Dataset records on visual material
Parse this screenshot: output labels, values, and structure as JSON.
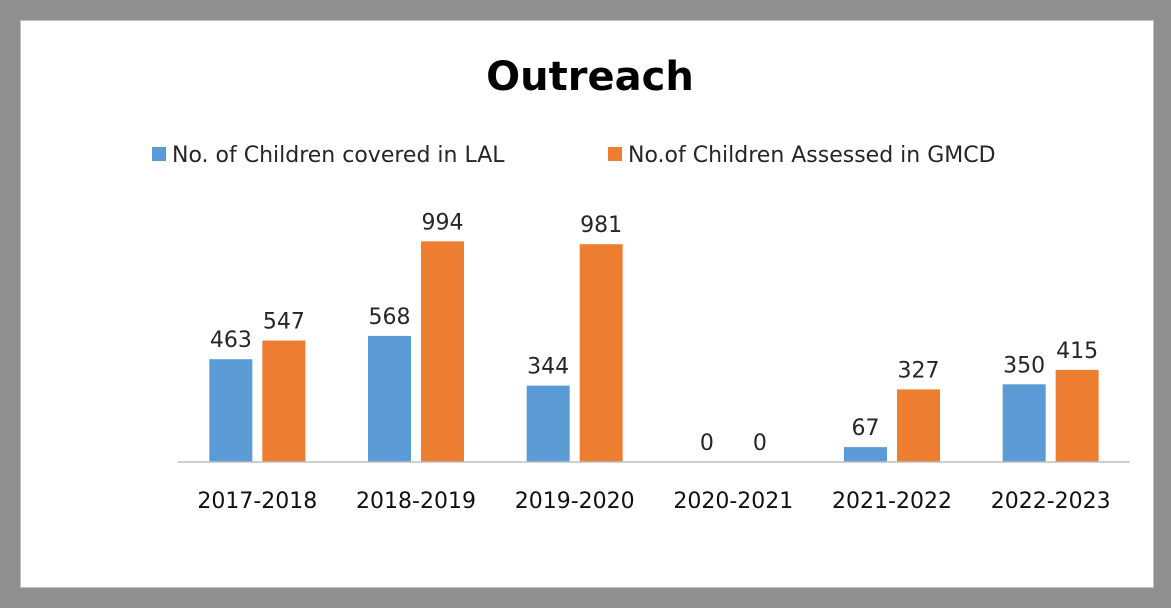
{
  "chart_data": {
    "type": "bar",
    "title": "Outreach",
    "categories": [
      "2017-2018",
      "2018-2019",
      "2019-2020",
      "2020-2021",
      "2021-2022",
      "2022-2023"
    ],
    "series": [
      {
        "name": "No. of Children covered in LAL",
        "color": "#5B9BD5",
        "values": [
          463,
          568,
          344,
          0,
          67,
          350
        ]
      },
      {
        "name": "No.of Children Assessed in GMCD",
        "color": "#ED7D31",
        "values": [
          547,
          994,
          981,
          0,
          327,
          415
        ]
      }
    ],
    "ylim": [
      0,
      1000
    ],
    "legend_position": "top-left",
    "grid": false,
    "data_labels": true
  }
}
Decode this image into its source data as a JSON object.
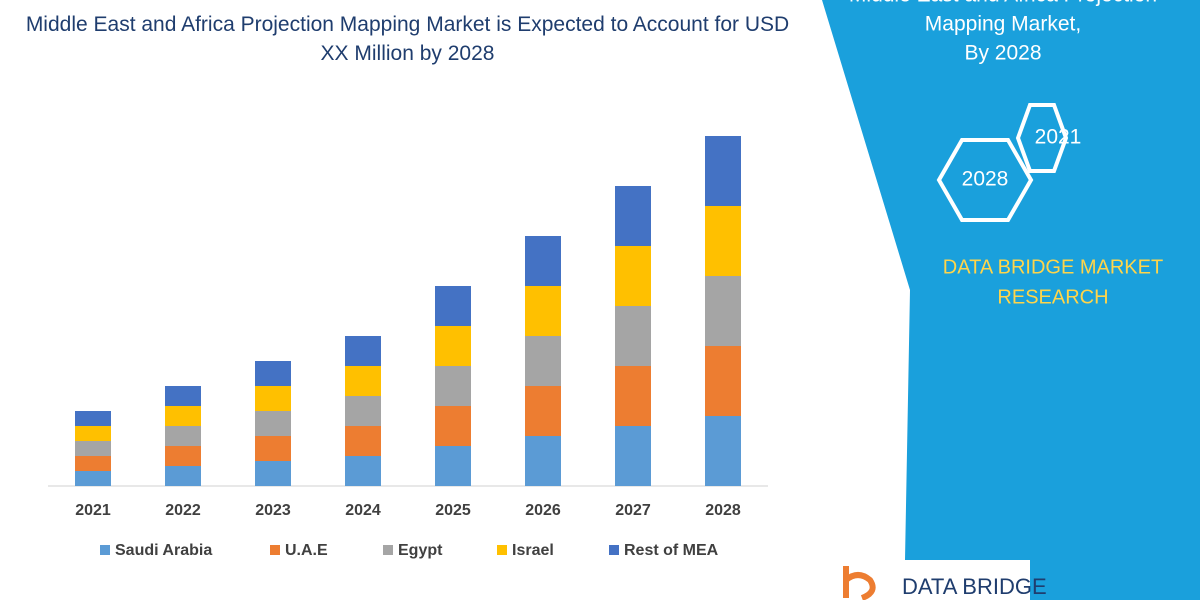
{
  "chart_data": {
    "type": "stacked-bar",
    "title": "Middle East and Africa Projection Mapping Market is Expected to Account for USD XX Million by 2028",
    "categories": [
      "2021",
      "2022",
      "2023",
      "2024",
      "2025",
      "2026",
      "2027",
      "2028"
    ],
    "series": [
      {
        "name": "Saudi Arabia",
        "color": "#5b9bd5",
        "values": [
          15,
          20,
          25,
          30,
          40,
          50,
          60,
          70
        ]
      },
      {
        "name": "U.A.E",
        "color": "#ed7d31",
        "values": [
          15,
          20,
          25,
          30,
          40,
          50,
          60,
          70
        ]
      },
      {
        "name": "Egypt",
        "color": "#a5a5a5",
        "values": [
          15,
          20,
          25,
          30,
          40,
          50,
          60,
          70
        ]
      },
      {
        "name": "Israel",
        "color": "#ffc000",
        "values": [
          15,
          20,
          25,
          30,
          40,
          50,
          60,
          70
        ]
      },
      {
        "name": "Rest of MEA",
        "color": "#4472c4",
        "values": [
          15,
          20,
          25,
          30,
          40,
          50,
          60,
          70
        ]
      }
    ]
  },
  "panel": {
    "title_lines": [
      "Middle East and Africa Projection",
      "Mapping Market,",
      "By 2028"
    ],
    "badges": [
      "2021",
      "2028"
    ],
    "brand_lines": [
      "DATA BRIDGE MARKET",
      "RESEARCH"
    ],
    "logo": "DATA BRIDGE"
  }
}
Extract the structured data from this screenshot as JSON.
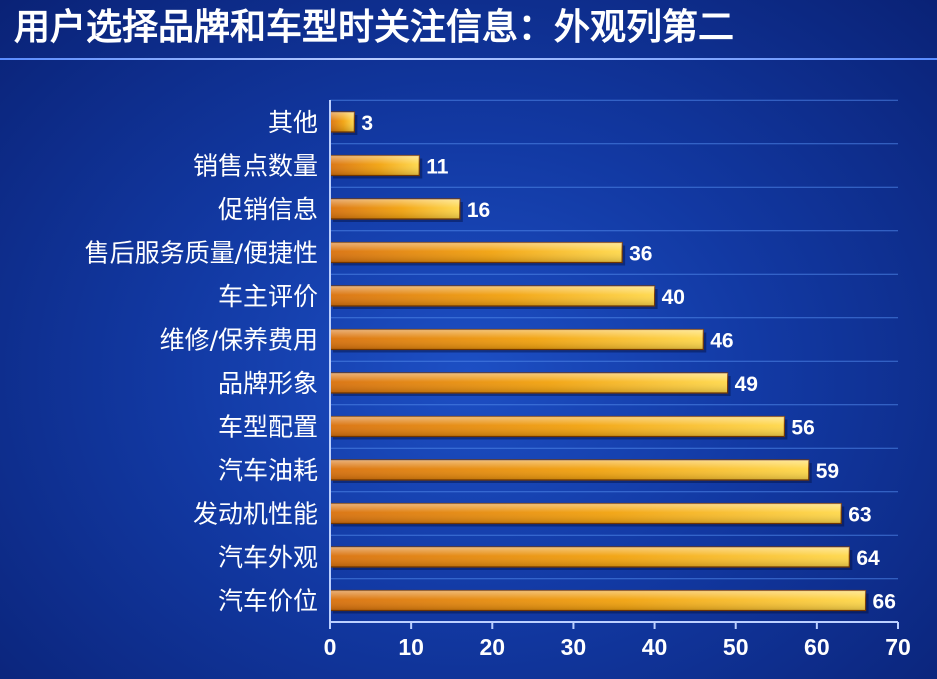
{
  "title": "用户选择品牌和车型时关注信息：外观列第二",
  "colors": {
    "bar_light": "#ffe36a",
    "bar_mid": "#f2a20c",
    "bar_dark": "#d9700b",
    "bar_edge": "#7a3a00",
    "grid": "#4f86e8",
    "axis": "#bcd0ff"
  },
  "chart_data": {
    "type": "bar",
    "orientation": "horizontal",
    "title": "用户选择品牌和车型时关注信息：外观列第二",
    "categories": [
      "其他",
      "销售点数量",
      "促销信息",
      "售后服务质量/便捷性",
      "车主评价",
      "维修/保养费用",
      "品牌形象",
      "车型配置",
      "汽车油耗",
      "发动机性能",
      "汽车外观",
      "汽车价位"
    ],
    "values": [
      3,
      11,
      16,
      36,
      40,
      46,
      49,
      56,
      59,
      63,
      64,
      66
    ],
    "xlim": [
      0,
      70
    ],
    "xticks": [
      0,
      10,
      20,
      30,
      40,
      50,
      60,
      70
    ],
    "xlabel": "",
    "ylabel": "",
    "grid": true,
    "legend": "none"
  }
}
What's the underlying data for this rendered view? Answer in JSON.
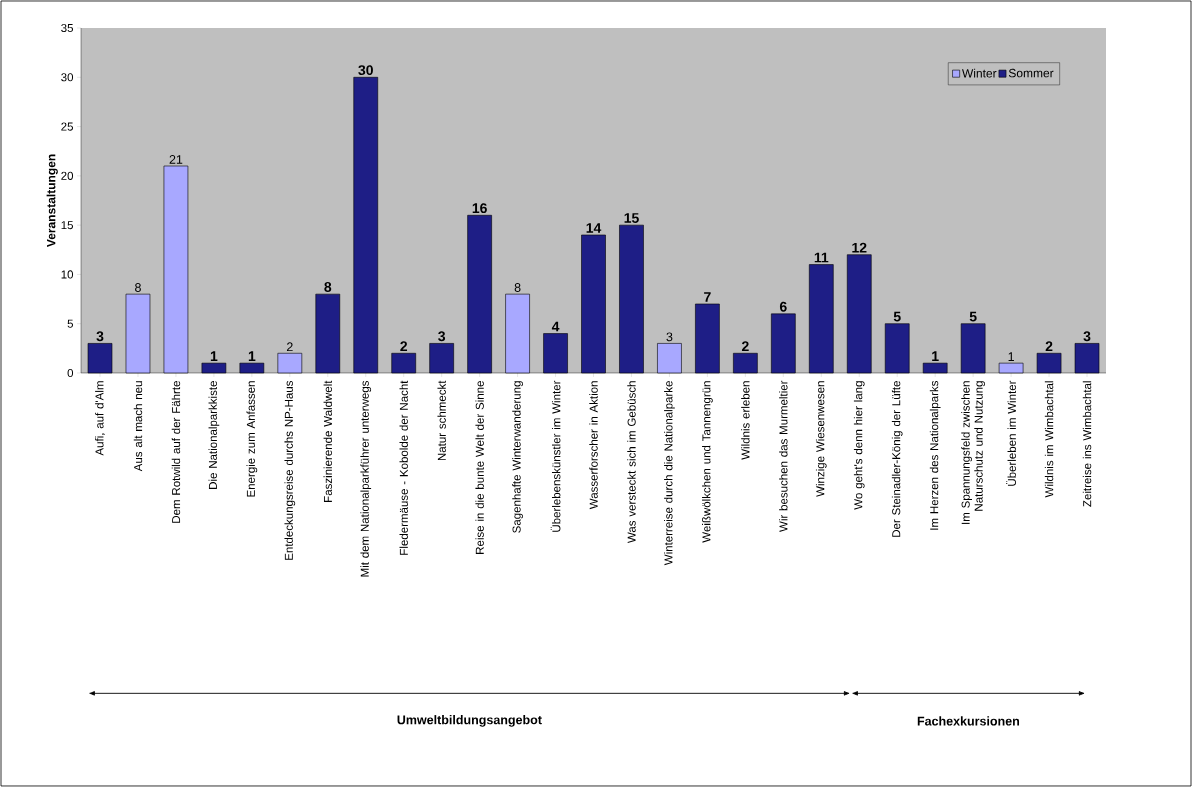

→ **WHAT THE TASK ASKS**:
Pictures are excluded; output everything else in the data verbatim.

→ **THE RESPONSE**:
Parse this screenshot: output labels, values, and structure as JSON.
{
  "chart_data": {
    "type": "bar",
    "title": "Outreach",
    "categories": [
      "2017-2018",
      "2018-2019",
      "2019-2020",
      "2020-2021",
      "2021-2022",
      "2022-2023"
    ],
    "series": [
      {
        "name": "No. of Children covered in LAL",
        "color": "#5B9BD5",
        "values": [
          463,
          568,
          344,
          0,
          67,
          350
        ]
      },
      {
        "name": "No.of Children Assessed in GMCD",
        "color": "#ED7D31",
        "values": [
          547,
          994,
          981,
          0,
          327,
          415
        ]
      }
    ],
    "ylim": [
      0,
      1000
    ],
    "legend_position": "top-left",
    "grid": false,
    "data_labels": true
  }
}
Decode this image into its source data as a JSON object.
{
  "chart_data": {
    "type": "stacked-bar",
    "title": "Middle East and Africa Projection Mapping Market is Expected to Account for USD XX Million by 2028",
    "categories": [
      "2021",
      "2022",
      "2023",
      "2024",
      "2025",
      "2026",
      "2027",
      "2028"
    ],
    "series": [
      {
        "name": "Saudi Arabia",
        "color": "#5b9bd5",
        "values": [
          15,
          20,
          25,
          30,
          40,
          50,
          60,
          70
        ]
      },
      {
        "name": "U.A.E",
        "color": "#ed7d31",
        "values": [
          15,
          20,
          25,
          30,
          40,
          50,
          60,
          70
        ]
      },
      {
        "name": "Egypt",
        "color": "#a5a5a5",
        "values": [
          15,
          20,
          25,
          30,
          40,
          50,
          60,
          70
        ]
      },
      {
        "name": "Israel",
        "color": "#ffc000",
        "values": [
          15,
          20,
          25,
          30,
          40,
          50,
          60,
          70
        ]
      },
      {
        "name": "Rest of MEA",
        "color": "#4472c4",
        "values": [
          15,
          20,
          25,
          30,
          40,
          50,
          60,
          70
        ]
      }
    ]
  },
  "panel": {
    "title_lines": [
      "Middle East and Africa Projection",
      "Mapping Market,",
      "By 2028"
    ],
    "badges": [
      "2021",
      "2028"
    ],
    "brand_lines": [
      "DATA BRIDGE MARKET",
      "RESEARCH"
    ],
    "logo": "DATA BRIDGE"
  }
}
Extract the structured data from this screenshot as JSON.
{
  "title": "用户选择品牌和车型时关注信息：外观列第二",
  "colors": {
    "bar_light": "#ffe36a",
    "bar_mid": "#f2a20c",
    "bar_dark": "#d9700b",
    "bar_edge": "#7a3a00",
    "grid": "#4f86e8",
    "axis": "#bcd0ff"
  },
  "chart_data": {
    "type": "bar",
    "orientation": "horizontal",
    "title": "用户选择品牌和车型时关注信息：外观列第二",
    "categories": [
      "其他",
      "销售点数量",
      "促销信息",
      "售后服务质量/便捷性",
      "车主评价",
      "维修/保养费用",
      "品牌形象",
      "车型配置",
      "汽车油耗",
      "发动机性能",
      "汽车外观",
      "汽车价位"
    ],
    "values": [
      3,
      11,
      16,
      36,
      40,
      46,
      49,
      56,
      59,
      63,
      64,
      66
    ],
    "xlim": [
      0,
      70
    ],
    "xticks": [
      0,
      10,
      20,
      30,
      40,
      50,
      60,
      70
    ],
    "xlabel": "",
    "ylabel": "",
    "grid": true,
    "legend": "none"
  }
}
What's the underlying data for this rendered view? Answer in JSON.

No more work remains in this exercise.